WRITTEN EXERCISE: Read the listing and extract each line that includes the word "apabila".

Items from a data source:
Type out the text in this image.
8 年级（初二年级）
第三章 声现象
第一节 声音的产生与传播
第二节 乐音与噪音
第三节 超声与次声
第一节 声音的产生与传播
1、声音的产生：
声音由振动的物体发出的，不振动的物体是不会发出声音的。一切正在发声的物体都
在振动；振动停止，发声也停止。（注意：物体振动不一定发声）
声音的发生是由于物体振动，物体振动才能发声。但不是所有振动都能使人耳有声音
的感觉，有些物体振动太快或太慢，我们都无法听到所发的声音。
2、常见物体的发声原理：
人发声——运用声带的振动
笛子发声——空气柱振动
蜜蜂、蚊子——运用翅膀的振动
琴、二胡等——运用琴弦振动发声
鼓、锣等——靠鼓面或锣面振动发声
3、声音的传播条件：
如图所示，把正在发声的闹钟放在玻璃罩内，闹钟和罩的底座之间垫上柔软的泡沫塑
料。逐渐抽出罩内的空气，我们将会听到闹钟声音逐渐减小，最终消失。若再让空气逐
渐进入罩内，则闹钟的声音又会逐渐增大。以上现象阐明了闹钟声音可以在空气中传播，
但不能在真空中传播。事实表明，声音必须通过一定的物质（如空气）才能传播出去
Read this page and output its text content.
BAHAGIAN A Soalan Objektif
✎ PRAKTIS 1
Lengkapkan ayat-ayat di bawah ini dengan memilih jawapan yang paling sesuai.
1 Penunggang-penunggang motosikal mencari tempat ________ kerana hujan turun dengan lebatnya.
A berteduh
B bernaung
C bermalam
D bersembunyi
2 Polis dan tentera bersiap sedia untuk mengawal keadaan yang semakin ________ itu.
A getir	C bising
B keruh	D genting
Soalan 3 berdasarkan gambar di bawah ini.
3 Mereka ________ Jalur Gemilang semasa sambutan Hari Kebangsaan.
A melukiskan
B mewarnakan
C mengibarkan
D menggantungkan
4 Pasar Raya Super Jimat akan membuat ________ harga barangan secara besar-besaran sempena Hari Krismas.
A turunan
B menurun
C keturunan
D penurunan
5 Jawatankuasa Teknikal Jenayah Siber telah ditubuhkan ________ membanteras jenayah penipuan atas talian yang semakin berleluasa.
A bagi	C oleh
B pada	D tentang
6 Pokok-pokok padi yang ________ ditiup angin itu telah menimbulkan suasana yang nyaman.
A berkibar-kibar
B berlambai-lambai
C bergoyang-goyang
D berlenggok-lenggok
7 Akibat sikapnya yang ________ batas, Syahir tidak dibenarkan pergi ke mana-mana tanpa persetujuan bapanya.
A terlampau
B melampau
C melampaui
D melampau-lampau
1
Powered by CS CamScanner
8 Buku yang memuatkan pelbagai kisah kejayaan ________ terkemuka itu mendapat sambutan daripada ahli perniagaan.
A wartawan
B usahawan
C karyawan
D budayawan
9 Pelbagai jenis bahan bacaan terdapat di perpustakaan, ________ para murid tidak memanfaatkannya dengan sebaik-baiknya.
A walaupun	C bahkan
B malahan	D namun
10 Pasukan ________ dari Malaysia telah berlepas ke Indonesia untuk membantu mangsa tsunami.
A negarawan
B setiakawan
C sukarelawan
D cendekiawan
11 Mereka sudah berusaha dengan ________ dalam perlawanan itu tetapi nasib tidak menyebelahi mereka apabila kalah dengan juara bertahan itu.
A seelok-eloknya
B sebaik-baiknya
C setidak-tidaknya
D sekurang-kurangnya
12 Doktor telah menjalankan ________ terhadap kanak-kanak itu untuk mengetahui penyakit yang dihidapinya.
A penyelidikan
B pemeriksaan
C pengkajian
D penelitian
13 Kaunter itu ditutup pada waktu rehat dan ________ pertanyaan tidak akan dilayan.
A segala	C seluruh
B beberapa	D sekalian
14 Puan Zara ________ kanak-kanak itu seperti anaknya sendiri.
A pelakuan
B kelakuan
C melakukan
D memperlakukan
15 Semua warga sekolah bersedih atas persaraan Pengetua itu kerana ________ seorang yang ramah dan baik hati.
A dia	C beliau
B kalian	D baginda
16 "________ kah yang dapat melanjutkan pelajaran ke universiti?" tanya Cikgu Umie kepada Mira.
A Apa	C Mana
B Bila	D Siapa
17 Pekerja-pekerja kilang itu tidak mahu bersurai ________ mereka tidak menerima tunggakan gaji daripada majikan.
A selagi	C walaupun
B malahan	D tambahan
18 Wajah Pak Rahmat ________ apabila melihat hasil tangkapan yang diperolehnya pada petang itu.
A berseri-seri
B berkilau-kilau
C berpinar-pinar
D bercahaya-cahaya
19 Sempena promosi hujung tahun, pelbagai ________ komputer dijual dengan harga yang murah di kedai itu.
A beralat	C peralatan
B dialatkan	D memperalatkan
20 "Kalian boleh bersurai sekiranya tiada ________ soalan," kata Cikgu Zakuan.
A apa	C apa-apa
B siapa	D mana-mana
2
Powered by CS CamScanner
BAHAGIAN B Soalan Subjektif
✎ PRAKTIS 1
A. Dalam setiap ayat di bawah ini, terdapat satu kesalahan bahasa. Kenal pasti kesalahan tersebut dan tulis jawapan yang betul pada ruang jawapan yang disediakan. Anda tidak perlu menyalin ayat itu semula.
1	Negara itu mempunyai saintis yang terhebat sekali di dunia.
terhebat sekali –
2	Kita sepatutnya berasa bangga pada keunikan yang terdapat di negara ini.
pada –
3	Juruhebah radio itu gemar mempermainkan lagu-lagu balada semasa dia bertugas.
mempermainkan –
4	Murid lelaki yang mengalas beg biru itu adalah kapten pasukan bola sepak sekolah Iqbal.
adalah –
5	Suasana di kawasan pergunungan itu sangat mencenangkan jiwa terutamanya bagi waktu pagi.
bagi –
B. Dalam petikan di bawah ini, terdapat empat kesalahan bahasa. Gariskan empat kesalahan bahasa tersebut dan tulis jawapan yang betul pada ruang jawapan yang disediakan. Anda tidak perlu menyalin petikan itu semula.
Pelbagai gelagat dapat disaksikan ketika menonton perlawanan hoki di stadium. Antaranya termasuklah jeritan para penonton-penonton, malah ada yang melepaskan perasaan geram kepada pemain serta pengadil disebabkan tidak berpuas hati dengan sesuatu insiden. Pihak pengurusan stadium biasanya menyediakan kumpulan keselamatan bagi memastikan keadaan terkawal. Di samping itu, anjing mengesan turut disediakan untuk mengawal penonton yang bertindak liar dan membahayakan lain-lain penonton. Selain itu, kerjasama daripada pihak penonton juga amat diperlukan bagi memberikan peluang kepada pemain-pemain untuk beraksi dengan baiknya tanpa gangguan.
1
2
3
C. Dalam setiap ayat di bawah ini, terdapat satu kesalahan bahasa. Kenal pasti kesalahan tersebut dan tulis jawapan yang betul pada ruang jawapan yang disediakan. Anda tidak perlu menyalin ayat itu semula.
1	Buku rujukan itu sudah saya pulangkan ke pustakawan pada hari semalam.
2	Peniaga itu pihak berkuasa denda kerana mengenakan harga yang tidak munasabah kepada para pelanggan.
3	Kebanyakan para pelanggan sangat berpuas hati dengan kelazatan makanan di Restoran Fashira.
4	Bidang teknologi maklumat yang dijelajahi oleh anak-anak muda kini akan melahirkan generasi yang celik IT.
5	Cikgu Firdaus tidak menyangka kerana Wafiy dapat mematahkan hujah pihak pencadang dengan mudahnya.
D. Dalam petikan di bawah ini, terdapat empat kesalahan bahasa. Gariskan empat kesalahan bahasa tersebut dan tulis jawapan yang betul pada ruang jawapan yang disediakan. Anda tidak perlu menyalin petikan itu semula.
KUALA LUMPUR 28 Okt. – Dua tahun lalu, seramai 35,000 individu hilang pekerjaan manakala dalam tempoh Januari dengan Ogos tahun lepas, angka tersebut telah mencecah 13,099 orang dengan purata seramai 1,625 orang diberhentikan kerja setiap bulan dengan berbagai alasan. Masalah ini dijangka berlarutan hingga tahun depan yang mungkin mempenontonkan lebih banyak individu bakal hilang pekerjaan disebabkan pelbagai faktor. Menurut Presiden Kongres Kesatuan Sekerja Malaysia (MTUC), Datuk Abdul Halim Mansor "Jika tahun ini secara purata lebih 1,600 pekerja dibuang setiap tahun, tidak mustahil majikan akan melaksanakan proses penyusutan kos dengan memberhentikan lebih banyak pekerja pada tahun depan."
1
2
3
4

RIGHT ANSWER:
11 Mereka sudah berusaha dengan ________ dalam perlawanan itu tetapi nasib tidak menyebelahi mereka apabila kalah dengan juara bertahan itu.
18 Wajah Pak Rahmat ________ apabila melihat hasil tangkapan yang diperolehnya pada petang itu.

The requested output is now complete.